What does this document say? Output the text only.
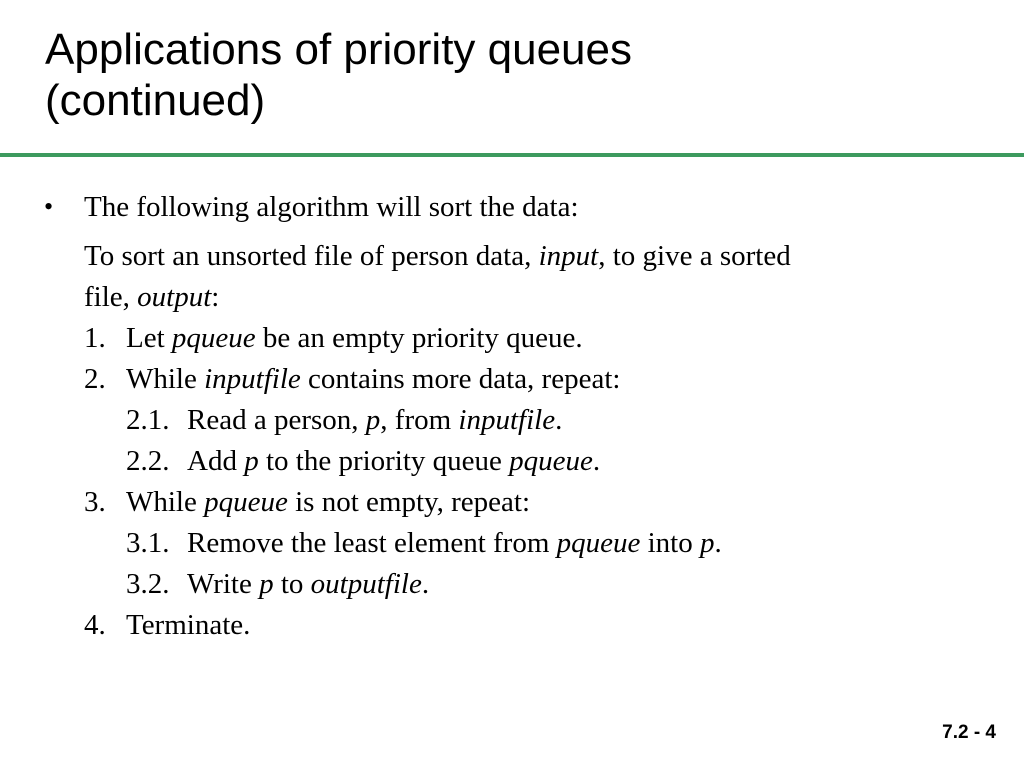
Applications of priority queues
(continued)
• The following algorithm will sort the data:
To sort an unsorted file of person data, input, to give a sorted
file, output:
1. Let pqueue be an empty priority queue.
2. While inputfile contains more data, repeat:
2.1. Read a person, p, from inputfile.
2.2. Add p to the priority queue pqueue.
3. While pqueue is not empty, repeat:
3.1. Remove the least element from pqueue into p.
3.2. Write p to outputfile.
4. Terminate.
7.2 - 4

________________

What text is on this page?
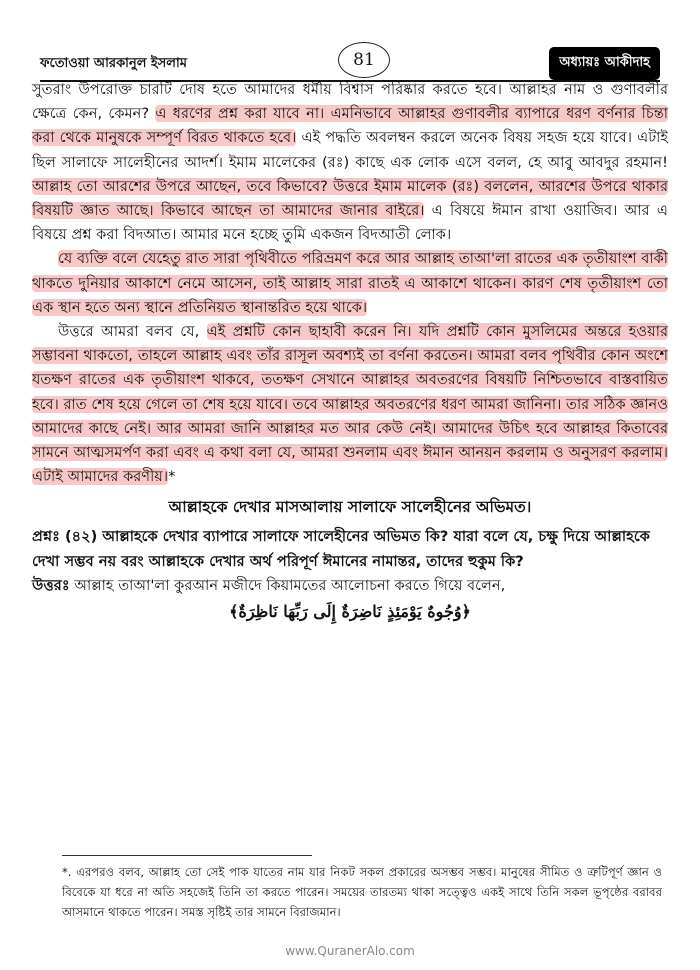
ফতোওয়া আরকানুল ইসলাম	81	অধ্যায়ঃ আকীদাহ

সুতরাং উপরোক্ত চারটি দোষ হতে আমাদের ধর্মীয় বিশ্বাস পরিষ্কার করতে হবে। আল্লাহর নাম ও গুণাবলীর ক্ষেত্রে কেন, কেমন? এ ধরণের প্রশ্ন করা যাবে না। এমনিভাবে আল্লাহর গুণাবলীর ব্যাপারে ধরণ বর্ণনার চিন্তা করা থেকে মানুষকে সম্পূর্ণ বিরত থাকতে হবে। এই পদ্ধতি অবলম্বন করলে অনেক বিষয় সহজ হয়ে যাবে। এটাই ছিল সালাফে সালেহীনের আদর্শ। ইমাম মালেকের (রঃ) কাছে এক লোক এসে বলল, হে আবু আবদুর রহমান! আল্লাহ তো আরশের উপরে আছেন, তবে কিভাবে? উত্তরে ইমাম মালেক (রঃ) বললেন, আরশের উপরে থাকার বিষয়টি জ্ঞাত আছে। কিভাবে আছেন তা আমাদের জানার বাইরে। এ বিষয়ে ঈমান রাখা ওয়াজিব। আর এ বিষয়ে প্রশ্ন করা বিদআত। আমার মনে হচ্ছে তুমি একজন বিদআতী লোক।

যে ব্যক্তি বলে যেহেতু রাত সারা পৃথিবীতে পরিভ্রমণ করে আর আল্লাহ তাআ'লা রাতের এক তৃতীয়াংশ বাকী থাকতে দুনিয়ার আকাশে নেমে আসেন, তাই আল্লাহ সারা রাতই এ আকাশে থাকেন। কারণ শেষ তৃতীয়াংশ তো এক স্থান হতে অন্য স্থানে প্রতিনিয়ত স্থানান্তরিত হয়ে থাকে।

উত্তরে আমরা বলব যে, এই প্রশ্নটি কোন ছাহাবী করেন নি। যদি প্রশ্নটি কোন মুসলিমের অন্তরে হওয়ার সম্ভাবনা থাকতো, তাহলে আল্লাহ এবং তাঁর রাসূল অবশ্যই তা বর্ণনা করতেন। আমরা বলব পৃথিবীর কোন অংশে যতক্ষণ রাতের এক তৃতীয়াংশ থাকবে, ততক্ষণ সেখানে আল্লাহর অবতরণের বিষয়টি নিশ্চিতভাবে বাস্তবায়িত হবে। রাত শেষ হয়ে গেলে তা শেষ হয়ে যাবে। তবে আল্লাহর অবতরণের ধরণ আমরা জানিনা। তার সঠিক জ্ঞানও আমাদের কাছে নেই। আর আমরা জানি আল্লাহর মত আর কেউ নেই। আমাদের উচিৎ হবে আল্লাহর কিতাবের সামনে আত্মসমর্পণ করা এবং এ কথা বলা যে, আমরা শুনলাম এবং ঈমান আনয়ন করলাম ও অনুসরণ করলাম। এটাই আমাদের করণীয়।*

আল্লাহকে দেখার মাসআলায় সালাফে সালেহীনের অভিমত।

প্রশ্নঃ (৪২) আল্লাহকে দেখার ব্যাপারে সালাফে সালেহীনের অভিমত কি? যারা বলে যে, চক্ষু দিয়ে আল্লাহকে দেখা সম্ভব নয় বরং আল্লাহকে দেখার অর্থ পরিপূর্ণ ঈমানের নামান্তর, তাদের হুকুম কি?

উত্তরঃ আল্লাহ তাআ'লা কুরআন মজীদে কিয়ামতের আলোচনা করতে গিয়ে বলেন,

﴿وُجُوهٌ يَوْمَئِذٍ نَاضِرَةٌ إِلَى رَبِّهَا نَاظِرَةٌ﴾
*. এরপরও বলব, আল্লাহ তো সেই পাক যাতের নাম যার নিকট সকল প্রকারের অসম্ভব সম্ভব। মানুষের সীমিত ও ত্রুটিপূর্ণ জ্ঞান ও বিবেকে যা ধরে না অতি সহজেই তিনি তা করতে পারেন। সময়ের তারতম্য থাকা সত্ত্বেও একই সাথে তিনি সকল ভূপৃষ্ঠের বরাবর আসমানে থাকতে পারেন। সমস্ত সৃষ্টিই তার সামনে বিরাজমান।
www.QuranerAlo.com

________________

Task description:
In the entries above, find each line with the string "What" and copy it.

Correct response:
What does this document say? Output the text only.
What text is on this page?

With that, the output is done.